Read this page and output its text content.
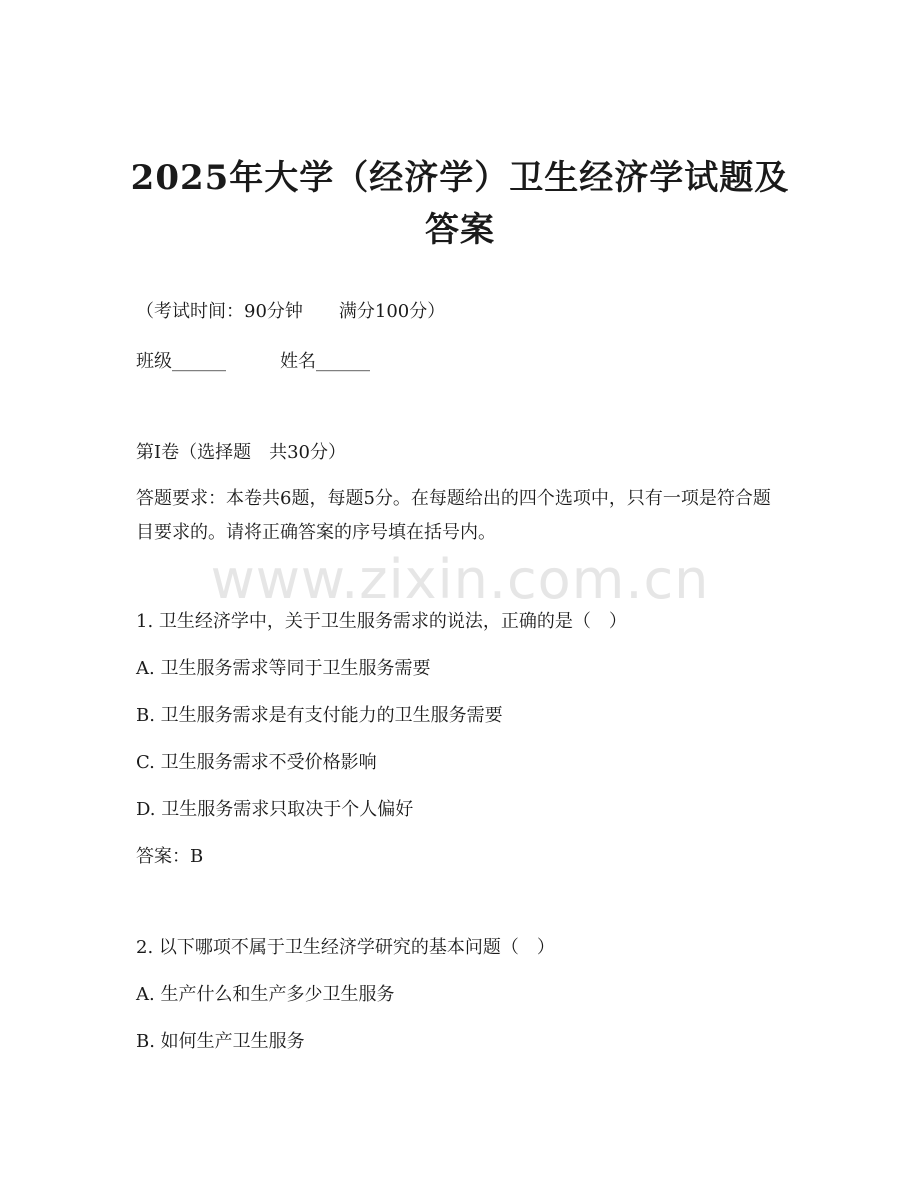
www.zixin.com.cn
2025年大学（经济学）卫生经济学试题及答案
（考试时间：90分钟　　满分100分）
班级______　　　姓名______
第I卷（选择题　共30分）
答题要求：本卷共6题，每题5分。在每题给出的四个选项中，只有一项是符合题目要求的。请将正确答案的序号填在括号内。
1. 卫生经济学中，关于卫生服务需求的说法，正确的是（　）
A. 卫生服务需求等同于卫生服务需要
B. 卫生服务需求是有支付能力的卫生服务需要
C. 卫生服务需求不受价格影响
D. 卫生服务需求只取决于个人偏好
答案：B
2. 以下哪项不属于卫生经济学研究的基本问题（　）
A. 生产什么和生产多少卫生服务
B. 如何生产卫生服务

* * *

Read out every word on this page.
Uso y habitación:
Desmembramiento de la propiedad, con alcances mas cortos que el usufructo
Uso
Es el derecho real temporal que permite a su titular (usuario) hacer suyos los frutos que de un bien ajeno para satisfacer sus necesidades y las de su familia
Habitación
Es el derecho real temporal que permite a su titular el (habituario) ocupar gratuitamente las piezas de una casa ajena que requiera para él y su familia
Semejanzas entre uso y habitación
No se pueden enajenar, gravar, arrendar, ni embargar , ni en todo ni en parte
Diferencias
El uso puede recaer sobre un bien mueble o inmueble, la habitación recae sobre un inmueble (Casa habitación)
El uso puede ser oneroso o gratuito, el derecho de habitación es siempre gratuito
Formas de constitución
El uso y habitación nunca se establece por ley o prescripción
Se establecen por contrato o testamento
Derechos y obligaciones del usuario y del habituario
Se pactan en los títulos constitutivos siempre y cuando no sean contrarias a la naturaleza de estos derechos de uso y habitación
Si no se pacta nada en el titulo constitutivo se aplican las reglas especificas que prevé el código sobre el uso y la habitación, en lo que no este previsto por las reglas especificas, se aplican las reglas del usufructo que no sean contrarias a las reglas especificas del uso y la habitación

* * *

WHAT IS BEING ASKED
Work out how many lines of the material above contain the word "Read", then give only that figure.

FINAL RESULT
2